What is asked —
For the material that follows, list every line containing the word "vindo".
■ ■ ■
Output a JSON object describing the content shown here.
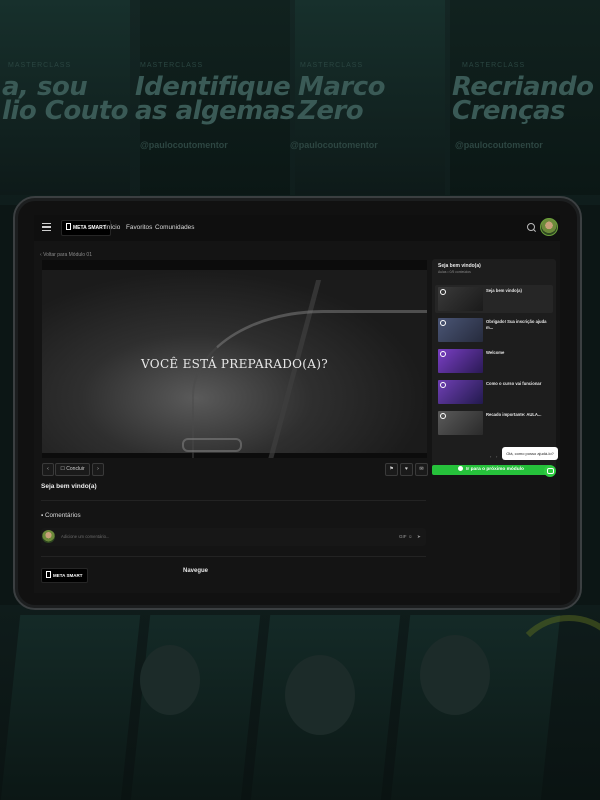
{
  "background": {
    "kicker": "MASTERCLASS",
    "titles": [
      {
        "line1": "a, sou",
        "line2": "lio Couto"
      },
      {
        "line1": "Identifique",
        "line2": "as algemas"
      },
      {
        "line1": "Marco",
        "line2": "Zero"
      },
      {
        "line1": "Recriando",
        "line2": "Crenças"
      }
    ],
    "handle": "@paulocoutomentor"
  },
  "nav": {
    "brand": "META SMART",
    "links": [
      "Início",
      "Favoritos",
      "Comunidades"
    ]
  },
  "breadcrumb": "Voltar para Módulo 01",
  "video": {
    "caption": "VOCÊ ESTÁ PREPARADO(A)?"
  },
  "controls": {
    "prev": "‹",
    "complete": "Concluir",
    "next": "›",
    "icons": [
      "flag-icon",
      "like-icon",
      "comment-icon"
    ]
  },
  "lesson": {
    "title": "Seja bem vindo(a)"
  },
  "comments": {
    "heading": "Comentários",
    "placeholder": "Adicione um comentário...",
    "gif_label": "GIF"
  },
  "sidebar": {
    "title": "Seja bem vindo(a)",
    "subtitle": "Aulas • 0/5 conteúdos",
    "items": [
      {
        "label": "Seja bem vindo(a)",
        "thumb": "#2b2b2b",
        "active": true
      },
      {
        "label": "Obrigado! Sua inscrição ajuda m...",
        "thumb": "#38405a",
        "active": false
      },
      {
        "label": "Welcome",
        "thumb": "#4a2f7a",
        "active": false
      },
      {
        "label": "Como o curso vai funcionar",
        "thumb": "#3f2f6f",
        "active": false
      },
      {
        "label": "Recado importante: AULA...",
        "thumb": "#3a3a3a",
        "active": false
      }
    ],
    "next_button": "Ir para o próximo módulo"
  },
  "chat": {
    "bubble": "Olá, como posso ajudá-lo?"
  },
  "footer": {
    "brand": "META SMART",
    "navegue": "Navegue"
  },
  "colors": {
    "accent_green": "#26c13b",
    "panel_bg": "#1d1d1d",
    "screen_bg": "#141414"
  }
}
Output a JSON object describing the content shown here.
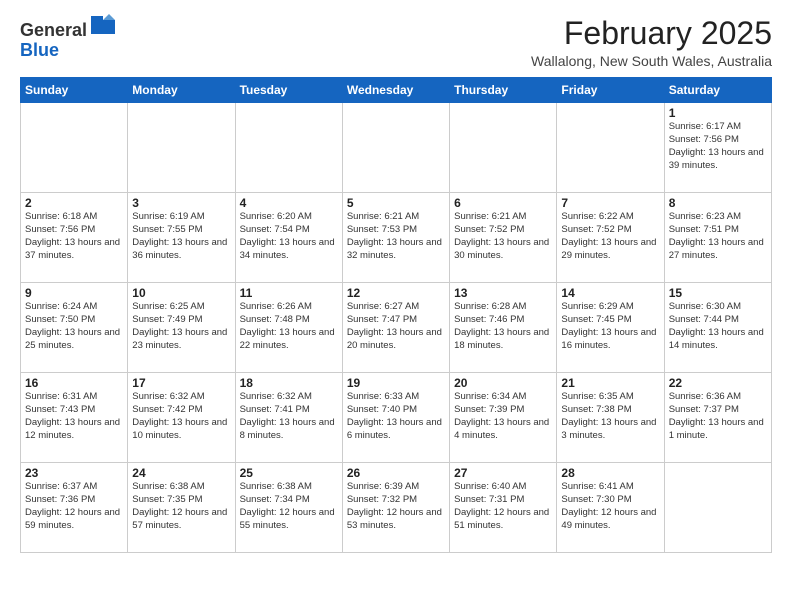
{
  "header": {
    "logo_general": "General",
    "logo_blue": "Blue",
    "month_title": "February 2025",
    "location": "Wallalong, New South Wales, Australia"
  },
  "weekdays": [
    "Sunday",
    "Monday",
    "Tuesday",
    "Wednesday",
    "Thursday",
    "Friday",
    "Saturday"
  ],
  "weeks": [
    [
      {
        "day": "",
        "info": ""
      },
      {
        "day": "",
        "info": ""
      },
      {
        "day": "",
        "info": ""
      },
      {
        "day": "",
        "info": ""
      },
      {
        "day": "",
        "info": ""
      },
      {
        "day": "",
        "info": ""
      },
      {
        "day": "1",
        "info": "Sunrise: 6:17 AM\nSunset: 7:56 PM\nDaylight: 13 hours\nand 39 minutes."
      }
    ],
    [
      {
        "day": "2",
        "info": "Sunrise: 6:18 AM\nSunset: 7:56 PM\nDaylight: 13 hours\nand 37 minutes."
      },
      {
        "day": "3",
        "info": "Sunrise: 6:19 AM\nSunset: 7:55 PM\nDaylight: 13 hours\nand 36 minutes."
      },
      {
        "day": "4",
        "info": "Sunrise: 6:20 AM\nSunset: 7:54 PM\nDaylight: 13 hours\nand 34 minutes."
      },
      {
        "day": "5",
        "info": "Sunrise: 6:21 AM\nSunset: 7:53 PM\nDaylight: 13 hours\nand 32 minutes."
      },
      {
        "day": "6",
        "info": "Sunrise: 6:21 AM\nSunset: 7:52 PM\nDaylight: 13 hours\nand 30 minutes."
      },
      {
        "day": "7",
        "info": "Sunrise: 6:22 AM\nSunset: 7:52 PM\nDaylight: 13 hours\nand 29 minutes."
      },
      {
        "day": "8",
        "info": "Sunrise: 6:23 AM\nSunset: 7:51 PM\nDaylight: 13 hours\nand 27 minutes."
      }
    ],
    [
      {
        "day": "9",
        "info": "Sunrise: 6:24 AM\nSunset: 7:50 PM\nDaylight: 13 hours\nand 25 minutes."
      },
      {
        "day": "10",
        "info": "Sunrise: 6:25 AM\nSunset: 7:49 PM\nDaylight: 13 hours\nand 23 minutes."
      },
      {
        "day": "11",
        "info": "Sunrise: 6:26 AM\nSunset: 7:48 PM\nDaylight: 13 hours\nand 22 minutes."
      },
      {
        "day": "12",
        "info": "Sunrise: 6:27 AM\nSunset: 7:47 PM\nDaylight: 13 hours\nand 20 minutes."
      },
      {
        "day": "13",
        "info": "Sunrise: 6:28 AM\nSunset: 7:46 PM\nDaylight: 13 hours\nand 18 minutes."
      },
      {
        "day": "14",
        "info": "Sunrise: 6:29 AM\nSunset: 7:45 PM\nDaylight: 13 hours\nand 16 minutes."
      },
      {
        "day": "15",
        "info": "Sunrise: 6:30 AM\nSunset: 7:44 PM\nDaylight: 13 hours\nand 14 minutes."
      }
    ],
    [
      {
        "day": "16",
        "info": "Sunrise: 6:31 AM\nSunset: 7:43 PM\nDaylight: 13 hours\nand 12 minutes."
      },
      {
        "day": "17",
        "info": "Sunrise: 6:32 AM\nSunset: 7:42 PM\nDaylight: 13 hours\nand 10 minutes."
      },
      {
        "day": "18",
        "info": "Sunrise: 6:32 AM\nSunset: 7:41 PM\nDaylight: 13 hours\nand 8 minutes."
      },
      {
        "day": "19",
        "info": "Sunrise: 6:33 AM\nSunset: 7:40 PM\nDaylight: 13 hours\nand 6 minutes."
      },
      {
        "day": "20",
        "info": "Sunrise: 6:34 AM\nSunset: 7:39 PM\nDaylight: 13 hours\nand 4 minutes."
      },
      {
        "day": "21",
        "info": "Sunrise: 6:35 AM\nSunset: 7:38 PM\nDaylight: 13 hours\nand 3 minutes."
      },
      {
        "day": "22",
        "info": "Sunrise: 6:36 AM\nSunset: 7:37 PM\nDaylight: 13 hours\nand 1 minute."
      }
    ],
    [
      {
        "day": "23",
        "info": "Sunrise: 6:37 AM\nSunset: 7:36 PM\nDaylight: 12 hours\nand 59 minutes."
      },
      {
        "day": "24",
        "info": "Sunrise: 6:38 AM\nSunset: 7:35 PM\nDaylight: 12 hours\nand 57 minutes."
      },
      {
        "day": "25",
        "info": "Sunrise: 6:38 AM\nSunset: 7:34 PM\nDaylight: 12 hours\nand 55 minutes."
      },
      {
        "day": "26",
        "info": "Sunrise: 6:39 AM\nSunset: 7:32 PM\nDaylight: 12 hours\nand 53 minutes."
      },
      {
        "day": "27",
        "info": "Sunrise: 6:40 AM\nSunset: 7:31 PM\nDaylight: 12 hours\nand 51 minutes."
      },
      {
        "day": "28",
        "info": "Sunrise: 6:41 AM\nSunset: 7:30 PM\nDaylight: 12 hours\nand 49 minutes."
      },
      {
        "day": "",
        "info": ""
      }
    ]
  ]
}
■ ■ ■
The result —
    "title": "Seja bem vindo(a)"
    "title": "Seja bem vindo(a)",
        "label": "Seja bem vindo(a)",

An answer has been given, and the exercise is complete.